--- start of PASSAGE TO READ ---

# How can I make duck fat from whole duck for duck confit?



## abefroman (Mar 12, 2005)

How can I make duck fat from whole duck for duck confit?

TIA!


----------



## kuan (Jun 11, 2001)

Get a whole duck. Remove the legs. Remove the breasts. Remove the rest of the skin with the fat and put in all in a pan with water and simmer over low heat. The fat will render out.


----------



## suzanne (May 26, 2001)

We eat a lot of duck, but a whole one is too much for the two of us. I buy them whole, cut them up, and freeze the parts. There's a lot of fat that can be removed in the cutting up. I also sometimes skin the birds before freezing or cooking. (They're easier to skin whole than, say, a chicken, because of the thick layer of fat under the skin. I end up with little ducky union suits. :lol Then I save up the skin and fat in the freezer until I need to render it for a batch of confit.

Rendering it is about the same as rendering chicken fat: cut up the large chunks, put in a pot with a little water, and cook gently until the water has evaporated and the fat has melted. Strain and cool. 

I once tried it Paula Wolfert's way, grinding up the skin and fat with water in the food processor first, but that way you don't get the yummy cracklings/gribenes. I've heard of people doing it in the oven, but never tried that method.


----------



## abefroman (Mar 12, 2005)

How long will it take to make the duck confit?


----------



## psycho chef (Feb 1, 2007)

You could use the breast meat skinless, (i know it's probably a crime in France) but i've done it with good results grilled, stir fried in a wok and olive oil or butter poached. Then you would have all the fat and skin from the breasts, wings, neck, that big ol butt/tail piece and the belly flaps. Now render that in a pan with some water and use it to confit the leg quarters. And you brown those first and get alot of fat that way. We use the rendered fat from roasted whole ducks in our confit, which is only leg quarters. So you could roast this duck and save the fat (it keeps really well in an airtight container) and make confit with your next duck...Im up to my ears in duck fat, you want some? you are in my neck of the woods.

--- end of PASSAGE TO READ ---

__PROBLEMS TO SOLVE__.
A. In the duck fat thread, can you write out the passage starting at "I once tried" and ending at "the duck confit?"?
B. Can you sum up the duck fat thread in two sentences?

--- start of DATA BLOCK ---

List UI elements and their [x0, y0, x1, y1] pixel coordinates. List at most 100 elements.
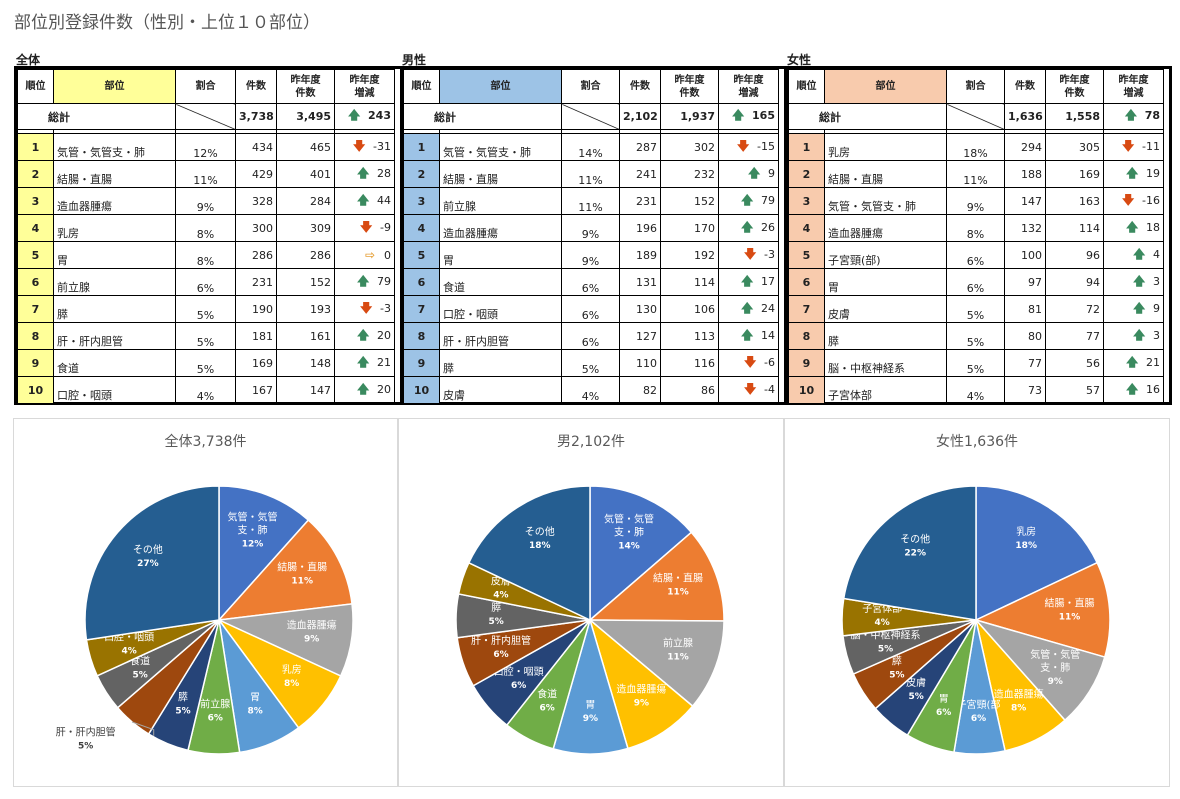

--- end of DATA BLOCK ---

__TASK RESULTS__.
A.
I once tried it Paula Wolfert's way, grinding up the skin and fat with water in the food processor first, but that way you don't get the yummy cracklings/gribenes. I've heard of people doing it in the oven, but never tried that method.


----------



## abefroman (Mar 12, 2005)

How long will it take to make the duck confit?

B. A poster asks how to get duck fat from a whole duck for confit, and the replies explain removing the skin and fat and then rendering it gently in a pan or pot with a little water until the fat melts out. Replies also suggest saving the skin and fat in the freezer until a batch of confit is needed, rendering the fat from parts like the wings, neck, and belly flaps, and keeping the fat from roasted whole ducks to use later.